-- START Provided entries --

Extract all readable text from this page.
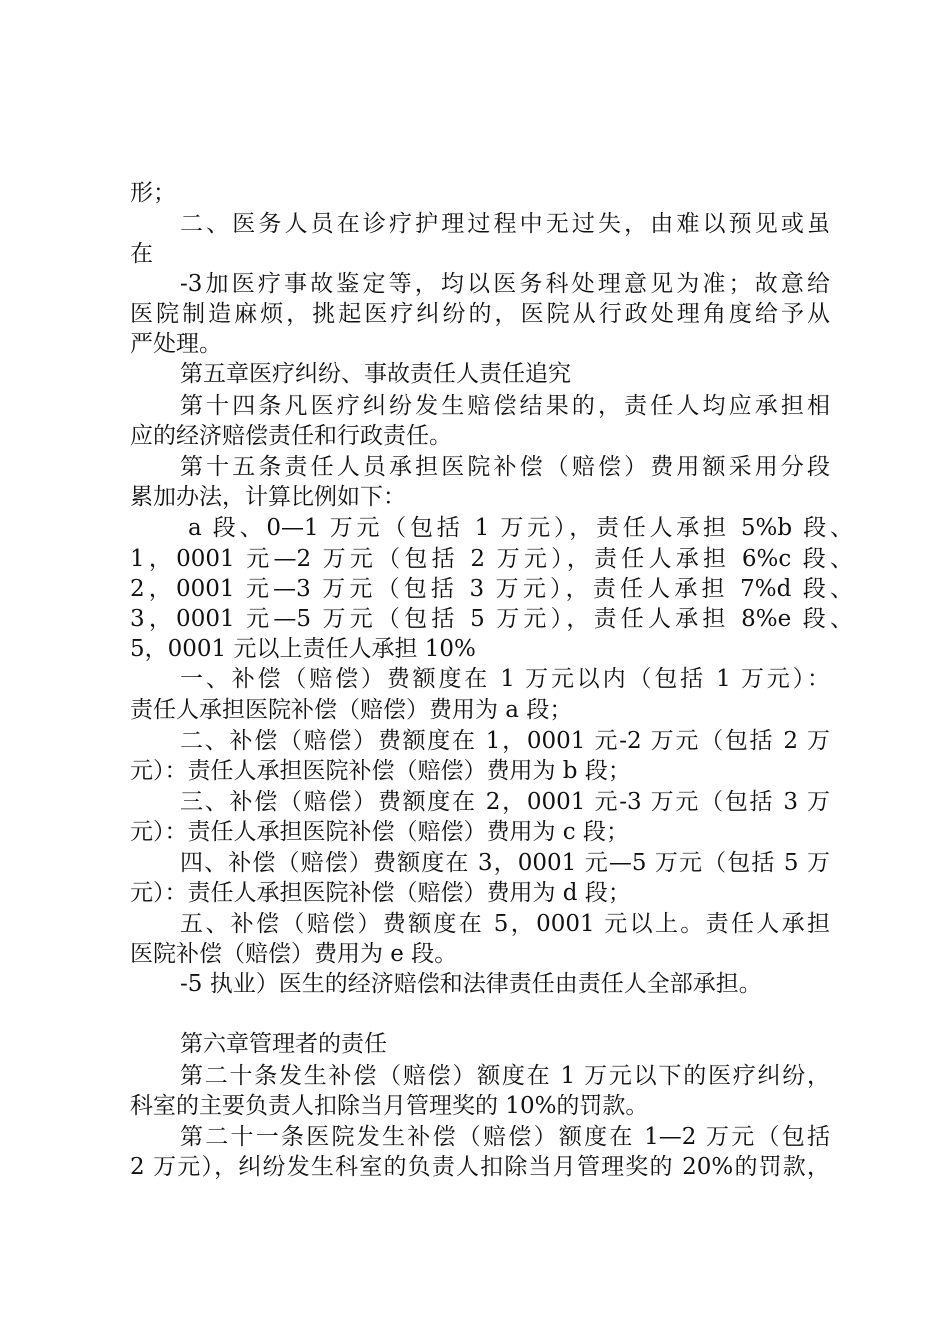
形；
二、医务人员在诊疗护理过程中无过失，由难以预见或虽
在
-3加医疗事故鉴定等，均以医务科处理意见为准；故意给
医院制造麻烦，挑起医疗纠纷的，医院从行政处理角度给予从
严处理。
第五章医疗纠纷、事故责任人责任追究
第十四条凡医疗纠纷发生赔偿结果的，责任人均应承担相
应的经济赔偿责任和行政责任。
第十五条责任人员承担医院补偿（赔偿）费用额采用分段
累加办法，计算比例如下：
a 段、0—1 万元（包括 1 万元），责任人承担 5%b 段、
1，0001 元—2 万元（包括 2 万元），责任人承担 6%c 段、
2，0001 元—3 万元（包括 3 万元），责任人承担 7%d 段、
3，0001 元—5 万元（包括 5 万元），责任人承担 8%e 段、
5，0001 元以上责任人承担 10%
一、补偿（赔偿）费额度在 1 万元以内（包括 1 万元）：
责任人承担医院补偿（赔偿）费用为 a 段；
二、补偿（赔偿）费额度在 1，0001 元-2 万元（包括 2 万
元）：责任人承担医院补偿（赔偿）费用为 b 段；
三、补偿（赔偿）费额度在 2，0001 元-3 万元（包括 3 万
元）：责任人承担医院补偿（赔偿）费用为 c 段；
四、补偿（赔偿）费额度在 3，0001 元—5 万元（包括 5 万
元）：责任人承担医院补偿（赔偿）费用为 d 段；
五、补偿（赔偿）费额度在 5，0001 元以上。责任人承担
医院补偿（赔偿）费用为 e 段。
-5 执业）医生的经济赔偿和法律责任由责任人全部承担。
第六章管理者的责任
第二十条发生补偿（赔偿）额度在 1 万元以下的医疗纠纷，
科室的主要负责人扣除当月管理奖的 10%的罚款。
第二十一条医院发生补偿（赔偿）额度在 1—2 万元（包括
2 万元），纠纷发生科室的负责人扣除当月管理奖的 20%的罚款，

-- END Provided entries --

» **Your instructions**: Pull out all lines containing the word "费额度在" from the entries above.

» **Final result**:
一、补偿（赔偿）费额度在 1 万元以内（包括 1 万元）：
二、补偿（赔偿）费额度在 1，0001 元-2 万元（包括 2 万
三、补偿（赔偿）费额度在 2，0001 元-3 万元（包括 3 万
四、补偿（赔偿）费额度在 3，0001 元—5 万元（包括 5 万
五、补偿（赔偿）费额度在 5，0001 元以上。责任人承担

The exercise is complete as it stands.